# Start of Data provided
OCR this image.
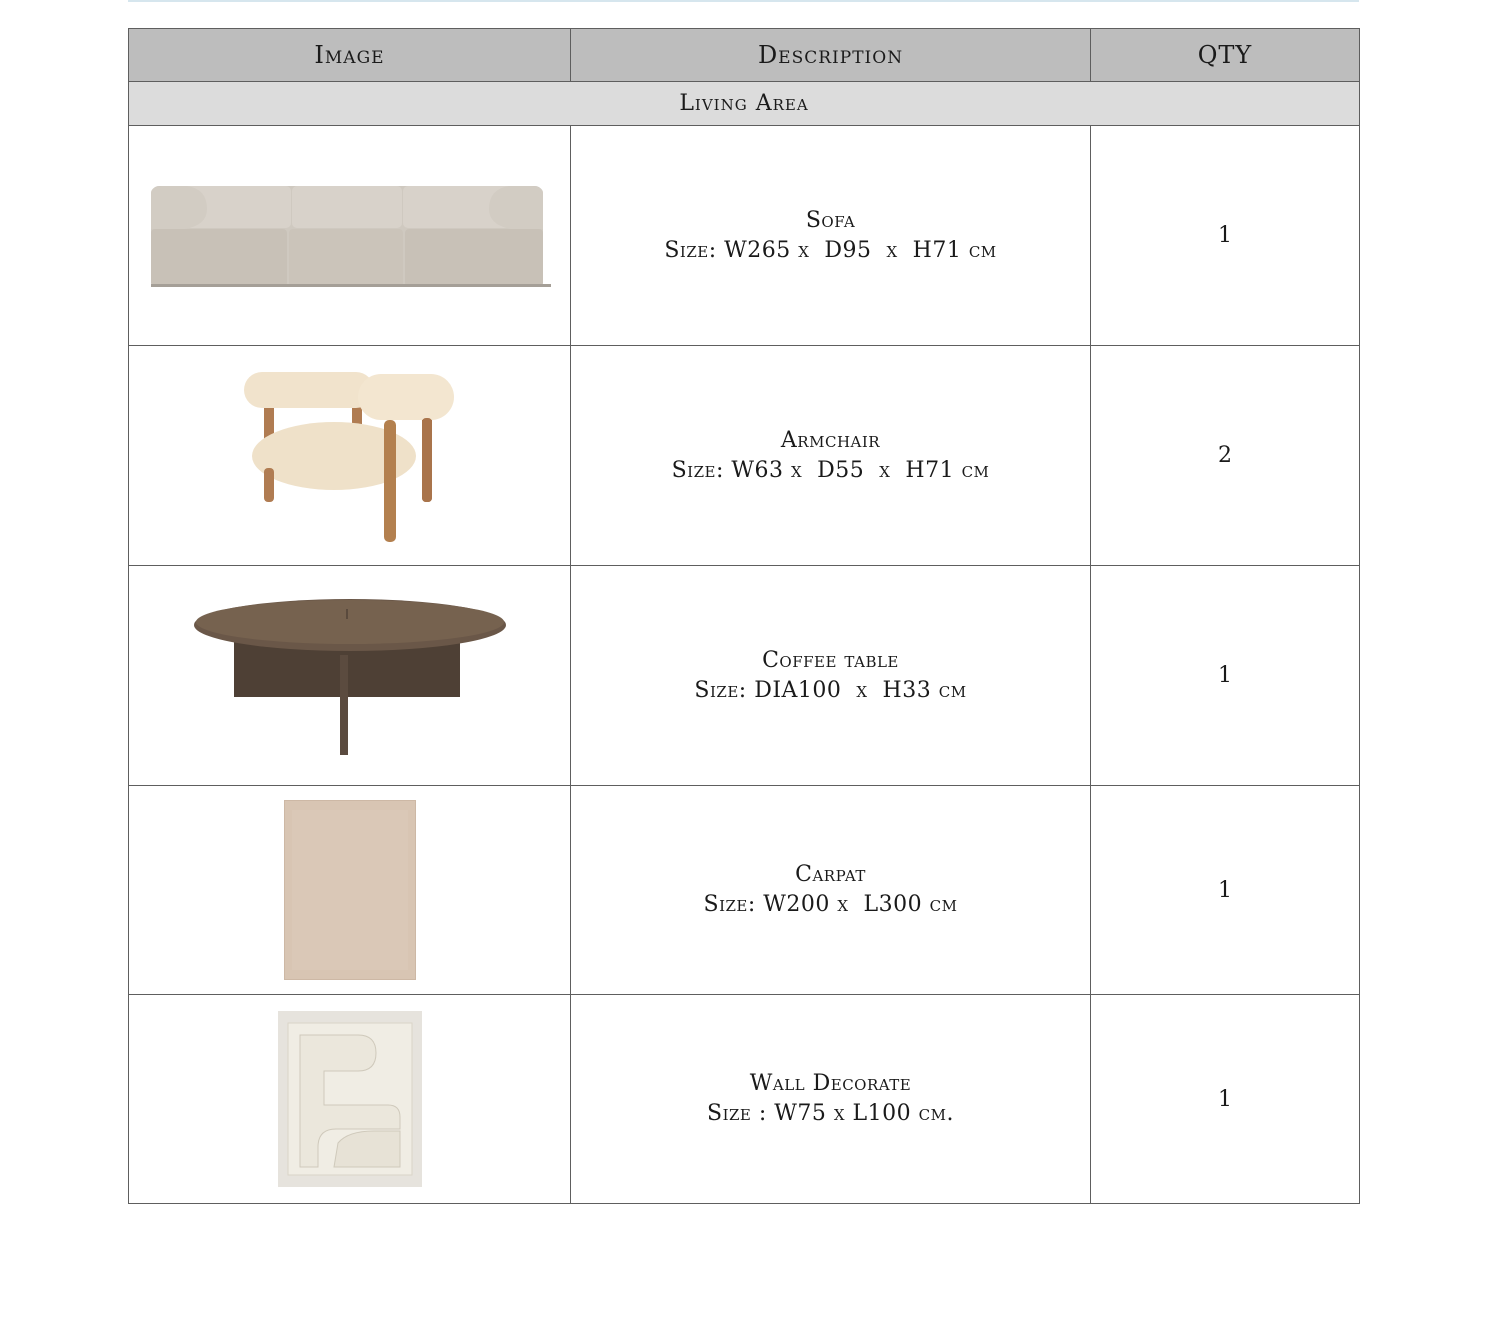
Image	Description	QTY
Living Area		

Sofa
Size: W265 x  D95  x  H71 cm	1

Armchair
Size: W63 x  D55  x  H71 cm	2

Coffee table
Size: DIA100  x  H33 cm	1

Carpat
Size: W200 x  L300 cm	1

Wall Decorate
Size : W75 x L100 cm.	1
# End of Data provided
- [Work required]: Tally the lines in the listing that hold "Size" and report the number alone.

- [Written answer]: 5